Exercise directions:
Rewrite the listing below with every "spinner-segment" changed to "spinner-arc" and nothing else altered. Omit the pictures from your answer.

________________

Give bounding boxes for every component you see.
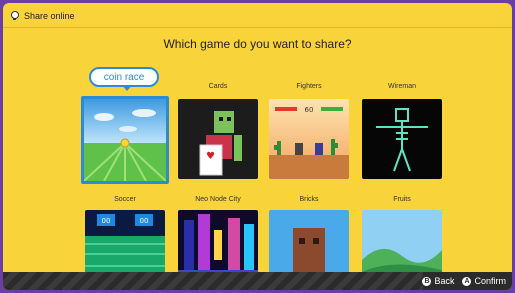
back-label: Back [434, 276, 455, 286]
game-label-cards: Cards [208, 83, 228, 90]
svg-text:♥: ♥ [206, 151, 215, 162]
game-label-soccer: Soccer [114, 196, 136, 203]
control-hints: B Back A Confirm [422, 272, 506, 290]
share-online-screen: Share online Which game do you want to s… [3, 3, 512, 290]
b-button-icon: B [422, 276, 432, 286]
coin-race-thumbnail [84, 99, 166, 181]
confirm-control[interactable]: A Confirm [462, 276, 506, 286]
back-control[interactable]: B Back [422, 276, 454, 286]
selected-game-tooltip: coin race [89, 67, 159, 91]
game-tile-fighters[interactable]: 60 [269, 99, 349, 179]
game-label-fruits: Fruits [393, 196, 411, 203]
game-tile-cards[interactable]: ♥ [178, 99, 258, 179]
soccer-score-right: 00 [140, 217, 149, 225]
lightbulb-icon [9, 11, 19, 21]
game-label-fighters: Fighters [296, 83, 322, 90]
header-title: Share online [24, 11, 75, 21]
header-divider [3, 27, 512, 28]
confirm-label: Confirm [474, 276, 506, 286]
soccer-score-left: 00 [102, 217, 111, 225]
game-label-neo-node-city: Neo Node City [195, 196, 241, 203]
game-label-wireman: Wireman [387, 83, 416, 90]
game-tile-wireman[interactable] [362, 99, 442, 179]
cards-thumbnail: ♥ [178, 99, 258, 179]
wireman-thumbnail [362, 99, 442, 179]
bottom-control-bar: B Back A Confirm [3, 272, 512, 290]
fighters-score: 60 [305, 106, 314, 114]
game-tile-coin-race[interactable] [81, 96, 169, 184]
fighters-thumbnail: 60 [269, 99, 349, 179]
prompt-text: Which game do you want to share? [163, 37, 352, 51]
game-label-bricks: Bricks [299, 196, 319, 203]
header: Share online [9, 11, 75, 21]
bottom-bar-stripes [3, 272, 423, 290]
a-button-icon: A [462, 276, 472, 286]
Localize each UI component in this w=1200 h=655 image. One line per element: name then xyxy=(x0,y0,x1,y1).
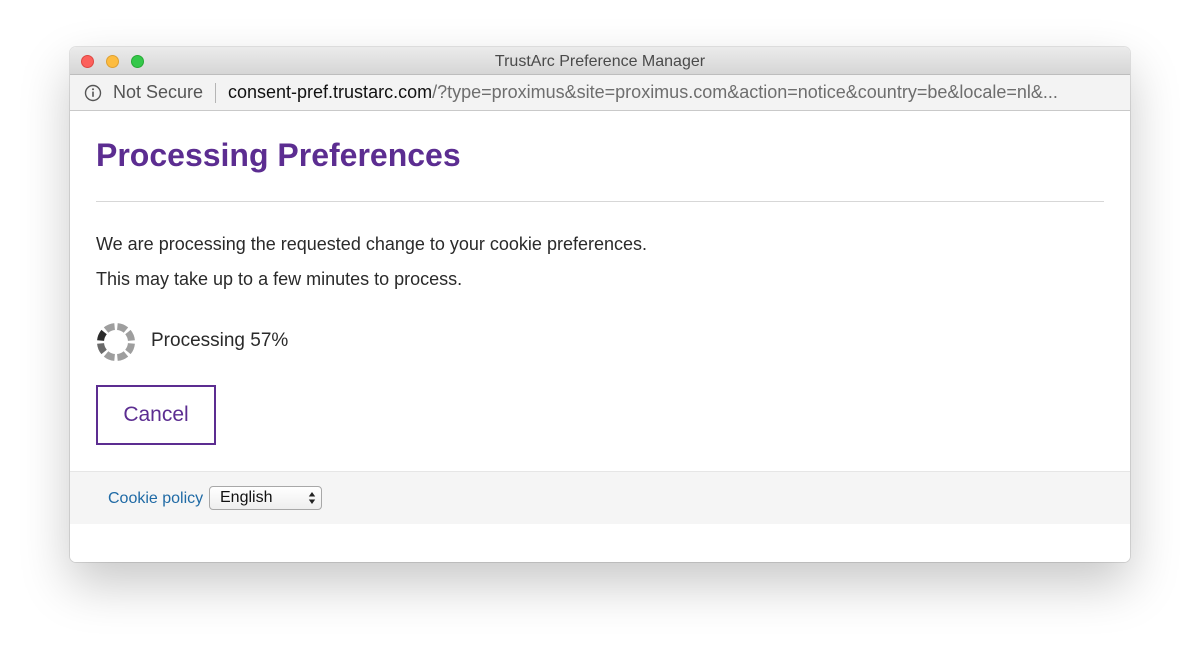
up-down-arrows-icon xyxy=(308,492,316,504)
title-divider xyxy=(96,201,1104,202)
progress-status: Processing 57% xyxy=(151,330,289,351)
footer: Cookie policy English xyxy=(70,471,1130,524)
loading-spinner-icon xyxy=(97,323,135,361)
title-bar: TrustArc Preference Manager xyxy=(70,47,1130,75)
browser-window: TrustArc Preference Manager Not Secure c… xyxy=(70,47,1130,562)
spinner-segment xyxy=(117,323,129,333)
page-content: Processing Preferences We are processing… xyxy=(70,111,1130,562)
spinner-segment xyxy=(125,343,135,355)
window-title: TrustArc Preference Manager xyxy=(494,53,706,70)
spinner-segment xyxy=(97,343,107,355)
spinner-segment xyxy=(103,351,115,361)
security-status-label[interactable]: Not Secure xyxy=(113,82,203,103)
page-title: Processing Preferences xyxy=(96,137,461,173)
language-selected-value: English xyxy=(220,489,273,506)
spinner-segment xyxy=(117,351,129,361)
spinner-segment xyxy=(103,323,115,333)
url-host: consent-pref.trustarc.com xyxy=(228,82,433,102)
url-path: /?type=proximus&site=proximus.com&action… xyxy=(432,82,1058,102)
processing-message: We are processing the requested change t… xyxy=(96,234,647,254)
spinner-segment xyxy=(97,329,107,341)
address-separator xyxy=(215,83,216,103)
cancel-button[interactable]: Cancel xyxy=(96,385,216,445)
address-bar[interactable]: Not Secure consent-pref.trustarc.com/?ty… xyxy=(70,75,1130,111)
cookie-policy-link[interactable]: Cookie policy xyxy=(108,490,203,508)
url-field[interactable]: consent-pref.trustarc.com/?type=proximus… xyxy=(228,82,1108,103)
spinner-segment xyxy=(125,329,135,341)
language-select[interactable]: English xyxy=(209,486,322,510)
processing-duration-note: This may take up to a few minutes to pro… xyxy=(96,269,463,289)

________________

Expected output:
Give bounding boxes for every component you see.
back-label: Back [434, 276, 455, 286]
game-label-cards: Cards [208, 83, 228, 90]
svg-text:♥: ♥ [206, 151, 215, 162]
game-label-soccer: Soccer [114, 196, 136, 203]
control-hints: B Back A Confirm [422, 272, 506, 290]
share-online-screen: Share online Which game do you want to s… [3, 3, 512, 290]
b-button-icon: B [422, 276, 432, 286]
coin-race-thumbnail [84, 99, 166, 181]
confirm-control[interactable]: A Confirm [462, 276, 506, 286]
back-control[interactable]: B Back [422, 276, 454, 286]
selected-game-tooltip: coin race [89, 67, 159, 91]
game-tile-fighters[interactable]: 60 [269, 99, 349, 179]
game-label-fruits: Fruits [393, 196, 411, 203]
game-tile-cards[interactable]: ♥ [178, 99, 258, 179]
soccer-score-right: 00 [140, 217, 149, 225]
lightbulb-icon [9, 11, 19, 21]
game-label-fighters: Fighters [296, 83, 322, 90]
header-title: Share online [24, 11, 75, 21]
header-divider [3, 27, 512, 28]
confirm-label: Confirm [474, 276, 506, 286]
soccer-score-left: 00 [102, 217, 111, 225]
game-label-neo-node-city: Neo Node City [195, 196, 241, 203]
game-label-wireman: Wireman [387, 83, 416, 90]
game-tile-wireman[interactable] [362, 99, 442, 179]
cards-thumbnail: ♥ [178, 99, 258, 179]
wireman-thumbnail [362, 99, 442, 179]
bottom-control-bar: B Back A Confirm [3, 272, 512, 290]
fighters-score: 60 [305, 106, 314, 114]
game-tile-coin-race[interactable] [81, 96, 169, 184]
fighters-thumbnail: 60 [269, 99, 349, 179]
prompt-text: Which game do you want to share? [163, 37, 352, 51]
game-label-bricks: Bricks [299, 196, 319, 203]
header: Share online [9, 11, 75, 21]
bottom-bar-stripes [3, 272, 423, 290]
a-button-icon: A [462, 276, 472, 286]
Localize each UI component in this w=1200 h=655 image. One line per element: name then xyxy=(x0,y0,x1,y1).
up-down-arrows-icon xyxy=(308,492,316,504)
title-divider xyxy=(96,201,1104,202)
progress-status: Processing 57% xyxy=(151,330,289,351)
footer: Cookie policy English xyxy=(70,471,1130,524)
loading-spinner-icon xyxy=(97,323,135,361)
title-bar: TrustArc Preference Manager xyxy=(70,47,1130,75)
browser-window: TrustArc Preference Manager Not Secure c… xyxy=(70,47,1130,562)
spinner-arc xyxy=(117,323,129,333)
page-content: Processing Preferences We are processing… xyxy=(70,111,1130,562)
spinner-arc xyxy=(125,343,135,355)
window-title: TrustArc Preference Manager xyxy=(494,53,706,70)
spinner-arc xyxy=(97,343,107,355)
spinner-arc xyxy=(103,351,115,361)
security-status-label[interactable]: Not Secure xyxy=(113,82,203,103)
page-title: Processing Preferences xyxy=(96,137,461,173)
language-selected-value: English xyxy=(220,489,273,506)
spinner-arc xyxy=(117,351,129,361)
spinner-arc xyxy=(103,323,115,333)
url-host: consent-pref.trustarc.com xyxy=(228,82,433,102)
url-path: /?type=proximus&site=proximus.com&action… xyxy=(432,82,1058,102)
processing-message: We are processing the requested change t… xyxy=(96,234,647,254)
spinner-arc xyxy=(97,329,107,341)
address-separator xyxy=(215,83,216,103)
cancel-button[interactable]: Cancel xyxy=(96,385,216,445)
address-bar[interactable]: Not Secure consent-pref.trustarc.com/?ty… xyxy=(70,75,1130,111)
cookie-policy-link[interactable]: Cookie policy xyxy=(108,490,203,508)
url-field[interactable]: consent-pref.trustarc.com/?type=proximus… xyxy=(228,82,1108,103)
spinner-arc xyxy=(125,329,135,341)
language-select[interactable]: English xyxy=(209,486,322,510)
processing-duration-note: This may take up to a few minutes to pro… xyxy=(96,269,463,289)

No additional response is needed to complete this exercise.